-- BEGIN --

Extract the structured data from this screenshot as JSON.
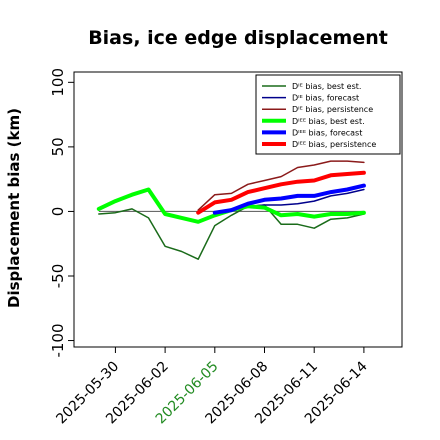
{
  "chart_data": {
    "type": "line",
    "title": "Bias, ice edge displacement",
    "xlabel": "",
    "ylabel": "Displacement bias (km)",
    "ylim": [
      -105,
      108
    ],
    "yticks": [
      100,
      50,
      0,
      -50,
      -100
    ],
    "x_ticks": [
      "2025-05-30",
      "2025-06-02",
      "2025-06-05",
      "2025-06-08",
      "2025-06-11",
      "2025-06-14"
    ],
    "highlight_tick": "2025-06-05",
    "highlight_color": "#228B22",
    "zero_line": true,
    "legend_position": "top-right",
    "series": [
      {
        "name": "Dᴵᴱ bias, best est.",
        "color": "#1a6b1a",
        "width": 1.5,
        "x": [
          "2025-05-29",
          "2025-05-30",
          "2025-05-31",
          "2025-06-01",
          "2025-06-02",
          "2025-06-03",
          "2025-06-04",
          "2025-06-05",
          "2025-06-06",
          "2025-06-07",
          "2025-06-08",
          "2025-06-09",
          "2025-06-10",
          "2025-06-11",
          "2025-06-12",
          "2025-06-13",
          "2025-06-14"
        ],
        "y": [
          -2,
          -1,
          2,
          -5,
          -27,
          -31,
          -37,
          -11,
          -3,
          4,
          5,
          -10,
          -10,
          -13,
          -6,
          -5,
          -2
        ]
      },
      {
        "name": "Dᴵᴱ bias, forecast",
        "color": "#00008b",
        "width": 1.5,
        "x": [
          "2025-06-05",
          "2025-06-06",
          "2025-06-07",
          "2025-06-08",
          "2025-06-09",
          "2025-06-10",
          "2025-06-11",
          "2025-06-12",
          "2025-06-13",
          "2025-06-14"
        ],
        "y": [
          -3,
          1,
          4,
          5,
          5,
          6,
          8,
          12,
          14,
          17
        ]
      },
      {
        "name": "Dᴵᴱ bias, persistence",
        "color": "#8b1a1a",
        "width": 1.5,
        "x": [
          "2025-06-04",
          "2025-06-05",
          "2025-06-06",
          "2025-06-07",
          "2025-06-08",
          "2025-06-09",
          "2025-06-10",
          "2025-06-11",
          "2025-06-12",
          "2025-06-13",
          "2025-06-14"
        ],
        "y": [
          1,
          13,
          14,
          21,
          24,
          27,
          34,
          36,
          39,
          39,
          38
        ]
      },
      {
        "name": "Dᴵᴱᴱ bias, best est.",
        "color": "#00ff00",
        "width": 4,
        "x": [
          "2025-05-29",
          "2025-05-30",
          "2025-05-31",
          "2025-06-01",
          "2025-06-02",
          "2025-06-03",
          "2025-06-04",
          "2025-06-05",
          "2025-06-06",
          "2025-06-07",
          "2025-06-08",
          "2025-06-09",
          "2025-06-10",
          "2025-06-11",
          "2025-06-12",
          "2025-06-13",
          "2025-06-14"
        ],
        "y": [
          2,
          8,
          13,
          17,
          -2,
          -5,
          -8,
          -3,
          1,
          4,
          3,
          -3,
          -2,
          -4,
          -2,
          -2,
          -1
        ]
      },
      {
        "name": "Dᴵᴱᴱ bias, forecast",
        "color": "#0000ff",
        "width": 4,
        "x": [
          "2025-06-05",
          "2025-06-06",
          "2025-06-07",
          "2025-06-08",
          "2025-06-09",
          "2025-06-10",
          "2025-06-11",
          "2025-06-12",
          "2025-06-13",
          "2025-06-14"
        ],
        "y": [
          -1,
          1,
          6,
          9,
          10,
          12,
          12,
          15,
          17,
          20
        ]
      },
      {
        "name": "Dᴵᴱᴱ bias, persistence",
        "color": "#ff0000",
        "width": 4,
        "x": [
          "2025-06-04",
          "2025-06-05",
          "2025-06-06",
          "2025-06-07",
          "2025-06-08",
          "2025-06-09",
          "2025-06-10",
          "2025-06-11",
          "2025-06-12",
          "2025-06-13",
          "2025-06-14"
        ],
        "y": [
          -1,
          7,
          9,
          15,
          18,
          21,
          23,
          24,
          28,
          29,
          30
        ]
      }
    ]
  }
}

-- END --

■ EXERCISE GOAL
Going through the entries above, report how many lines include the string "persistence". The number alone is the answer.

■ FULL ANSWER
2